• **Short problem**: Records follow. Copy every line with "this".

• **A block of data**:
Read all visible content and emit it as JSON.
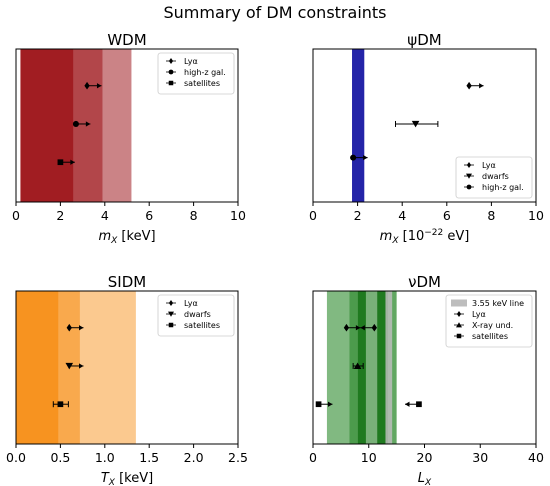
{
  "figure": {
    "suptitle": "Summary of DM constraints"
  },
  "chart_data": [
    {
      "id": "wdm",
      "type": "scatter",
      "title": "WDM",
      "xlabel_main": "m",
      "xlabel_sub": "X",
      "xlabel_rest": " [keV]",
      "xlabel_sup": "",
      "xlabel_rest2": "",
      "xlim": [
        0,
        10
      ],
      "xticks": [
        "0",
        "2",
        "4",
        "6",
        "8",
        "10"
      ],
      "bands": [
        {
          "x0": 0.2,
          "x1": 2.6,
          "color": "#a11d22",
          "opacity": 1.0
        },
        {
          "x0": 2.6,
          "x1": 3.9,
          "color": "#a11d22",
          "opacity": 0.82
        },
        {
          "x0": 3.9,
          "x1": 5.2,
          "color": "#a11d22",
          "opacity": 0.55
        }
      ],
      "points": [
        {
          "name": "Lyα",
          "x": 3.2,
          "y": 0.76,
          "marker": "diamond",
          "arrow_to": 3.85
        },
        {
          "name": "high-z gal.",
          "x": 2.7,
          "y": 0.51,
          "marker": "circle",
          "arrow_to": 3.35
        },
        {
          "name": "satellites",
          "x": 2.0,
          "y": 0.26,
          "marker": "square",
          "arrow_to": 2.65
        }
      ],
      "legend": {
        "position": "top-right",
        "entries": [
          {
            "label": "Lyα",
            "marker": "diamond"
          },
          {
            "label": "high-z gal.",
            "marker": "circle"
          },
          {
            "label": "satellites",
            "marker": "square"
          }
        ]
      }
    },
    {
      "id": "psidm",
      "type": "scatter",
      "title": "ψDM",
      "xlabel_main": "m",
      "xlabel_sub": "X",
      "xlabel_rest": " [10",
      "xlabel_sup": "−22",
      "xlabel_rest2": " eV]",
      "xlim": [
        0,
        10
      ],
      "xticks": [
        "0",
        "2",
        "4",
        "6",
        "8",
        "10"
      ],
      "bands": [
        {
          "x0": 1.75,
          "x1": 2.3,
          "color": "#2424a8",
          "opacity": 1.0
        }
      ],
      "points": [
        {
          "name": "Lyα",
          "x": 7.0,
          "y": 0.76,
          "marker": "diamond",
          "arrow_to": 7.65
        },
        {
          "name": "dwarfs",
          "x": 4.6,
          "y": 0.51,
          "marker": "triangle-down",
          "err": [
            3.7,
            5.6
          ]
        },
        {
          "name": "high-z gal.",
          "x": 1.8,
          "y": 0.29,
          "marker": "circle",
          "arrow_to": 2.45
        }
      ],
      "legend": {
        "position": "lower-right",
        "entries": [
          {
            "label": "Lyα",
            "marker": "diamond"
          },
          {
            "label": "dwarfs",
            "marker": "triangle-down"
          },
          {
            "label": "high-z gal.",
            "marker": "circle"
          }
        ]
      }
    },
    {
      "id": "sidm",
      "type": "scatter",
      "title": "SIDM",
      "xlabel_main": "T",
      "xlabel_sub": "X",
      "xlabel_rest": " [keV]",
      "xlabel_sup": "",
      "xlabel_rest2": "",
      "xlim": [
        0,
        2.5
      ],
      "xticks": [
        "0.0",
        "0.5",
        "1.0",
        "1.5",
        "2.0",
        "2.5"
      ],
      "bands": [
        {
          "x0": 0.0,
          "x1": 0.48,
          "color": "#f79320",
          "opacity": 1.0
        },
        {
          "x0": 0.48,
          "x1": 0.72,
          "color": "#f79320",
          "opacity": 0.8
        },
        {
          "x0": 0.72,
          "x1": 1.35,
          "color": "#f79320",
          "opacity": 0.5
        }
      ],
      "points": [
        {
          "name": "Lyα",
          "x": 0.6,
          "y": 0.76,
          "marker": "diamond",
          "arrow_to": 0.76
        },
        {
          "name": "dwarfs",
          "x": 0.6,
          "y": 0.51,
          "marker": "triangle-down",
          "arrow_to": 0.76
        },
        {
          "name": "satellites",
          "x": 0.5,
          "y": 0.26,
          "marker": "square",
          "err": [
            0.42,
            0.59
          ]
        }
      ],
      "legend": {
        "position": "top-right",
        "entries": [
          {
            "label": "Lyα",
            "marker": "diamond"
          },
          {
            "label": "dwarfs",
            "marker": "triangle-down"
          },
          {
            "label": "satellites",
            "marker": "square"
          }
        ]
      }
    },
    {
      "id": "nudm",
      "type": "scatter",
      "title": "νDM",
      "xlabel_main": "L",
      "xlabel_sub": "X",
      "xlabel_rest": "",
      "xlabel_sup": "",
      "xlabel_rest2": "",
      "xlim": [
        0,
        40
      ],
      "xticks": [
        "0",
        "10",
        "20",
        "30",
        "40"
      ],
      "bands": [
        {
          "x0": 2.5,
          "x1": 6.5,
          "color": "#2d8a2d",
          "opacity": 0.6
        },
        {
          "x0": 6.5,
          "x1": 8.0,
          "color": "#2d8a2d",
          "opacity": 0.85
        },
        {
          "x0": 8.0,
          "x1": 9.5,
          "color": "#1f7a1f",
          "opacity": 1.0
        },
        {
          "x0": 9.5,
          "x1": 11.5,
          "color": "#6aa86a",
          "opacity": 0.9
        },
        {
          "x0": 11.5,
          "x1": 13.5,
          "color": "#1f7a1f",
          "opacity": 1.0
        },
        {
          "x0": 13.5,
          "x1": 15.0,
          "color": "#2d8a2d",
          "opacity": 0.75
        }
      ],
      "line_band": {
        "name": "3.55 keV line",
        "x0": 13.0,
        "x1": 14.2,
        "color": "#bdbdbd"
      },
      "points": [
        {
          "name": "Lyα",
          "x": 6.0,
          "y": 0.76,
          "marker": "diamond",
          "arrow_to": 8.5
        },
        {
          "name": "Lyα",
          "x": 11.0,
          "y": 0.76,
          "marker": "diamond",
          "arrow_to": 8.5
        },
        {
          "name": "X-ray und.",
          "x": 8.0,
          "y": 0.51,
          "marker": "triangle-up",
          "err": [
            7.2,
            9.0
          ]
        },
        {
          "name": "satellites",
          "x": 1.0,
          "y": 0.26,
          "marker": "square",
          "arrow_to": 3.5
        },
        {
          "name": "satellites",
          "x": 19.0,
          "y": 0.26,
          "marker": "square",
          "arrow_to": 16.5
        }
      ],
      "legend": {
        "position": "top-right",
        "entries": [
          {
            "label": "3.55 keV line",
            "marker": "patch"
          },
          {
            "label": "Lyα",
            "marker": "diamond"
          },
          {
            "label": "X-ray und.",
            "marker": "triangle-up"
          },
          {
            "label": "satellites",
            "marker": "square"
          }
        ]
      }
    }
  ]
}
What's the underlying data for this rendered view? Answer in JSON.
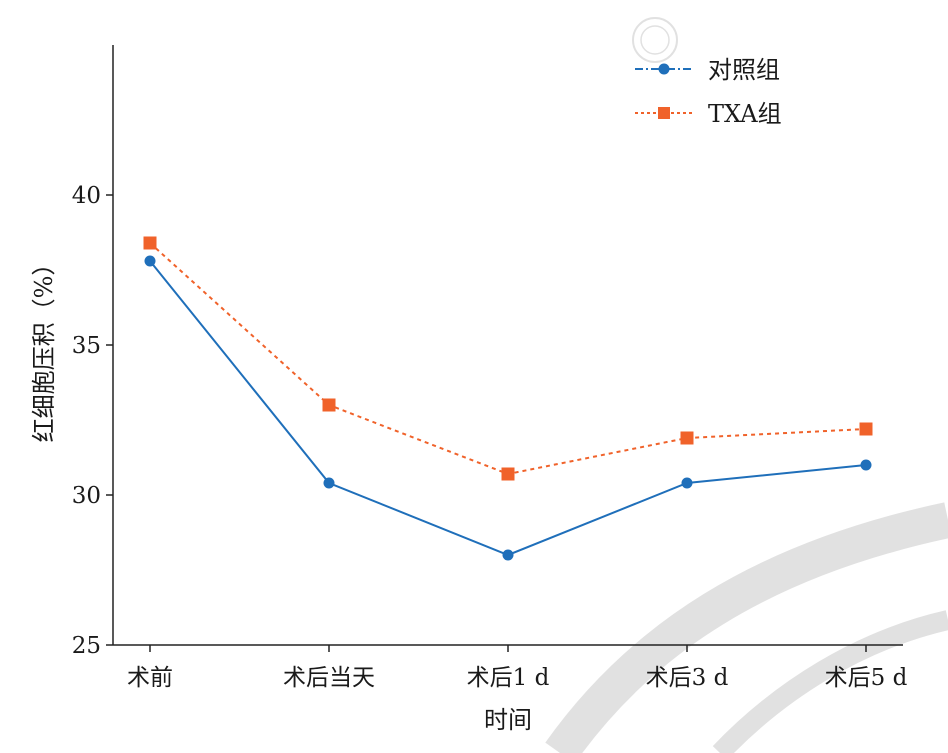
{
  "chart_data": {
    "type": "line",
    "categories": [
      "术前",
      "术后当天",
      "术后1 d",
      "术后3 d",
      "术后5 d"
    ],
    "series": [
      {
        "name": "对照组",
        "values": [
          37.8,
          30.4,
          28.0,
          30.4,
          31.0
        ],
        "color": "#1f6fba",
        "marker": "circle",
        "line_style": "solid"
      },
      {
        "name": "TXA组",
        "values": [
          38.4,
          33.0,
          30.7,
          31.9,
          32.2
        ],
        "color": "#f0622a",
        "marker": "square",
        "line_style": "dotted"
      }
    ],
    "ylabel": "红细胞压积（%）",
    "xlabel": "时间",
    "yticks": [
      25,
      30,
      35,
      40
    ],
    "ylim": [
      25,
      45
    ],
    "legend_position": "top-right",
    "grid": false
  }
}
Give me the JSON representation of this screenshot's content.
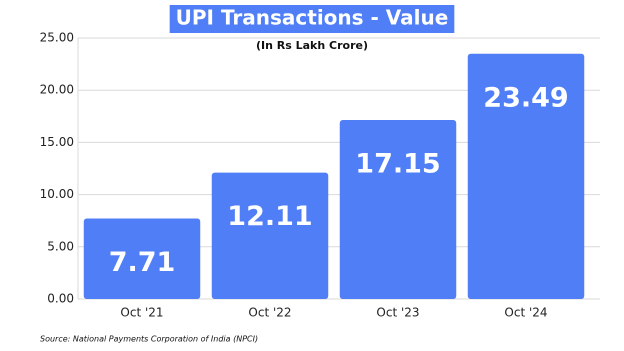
{
  "chart_data": {
    "type": "bar",
    "title": "UPI Transactions - Value",
    "subtitle": "(In Rs Lakh Crore)",
    "categories": [
      "Oct '21",
      "Oct '22",
      "Oct '23",
      "Oct '24"
    ],
    "values": [
      7.71,
      12.11,
      17.15,
      23.49
    ],
    "color": "#4f7ef6",
    "ylim": [
      0,
      25
    ],
    "yticks": [
      {
        "value": 0,
        "label": "0.00"
      },
      {
        "value": 5,
        "label": "5.00"
      },
      {
        "value": 10,
        "label": "10.00"
      },
      {
        "value": 15,
        "label": "15.00"
      },
      {
        "value": 20,
        "label": "20.00"
      },
      {
        "value": 25,
        "label": "25.00"
      }
    ],
    "grid": true,
    "source": "Source: National Payments Corporation of India (NPCI)"
  }
}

• **Task result**:
What's the underlying data for this rendered view? Answer in JSON.
Give me the JSON representation of this screenshot's content.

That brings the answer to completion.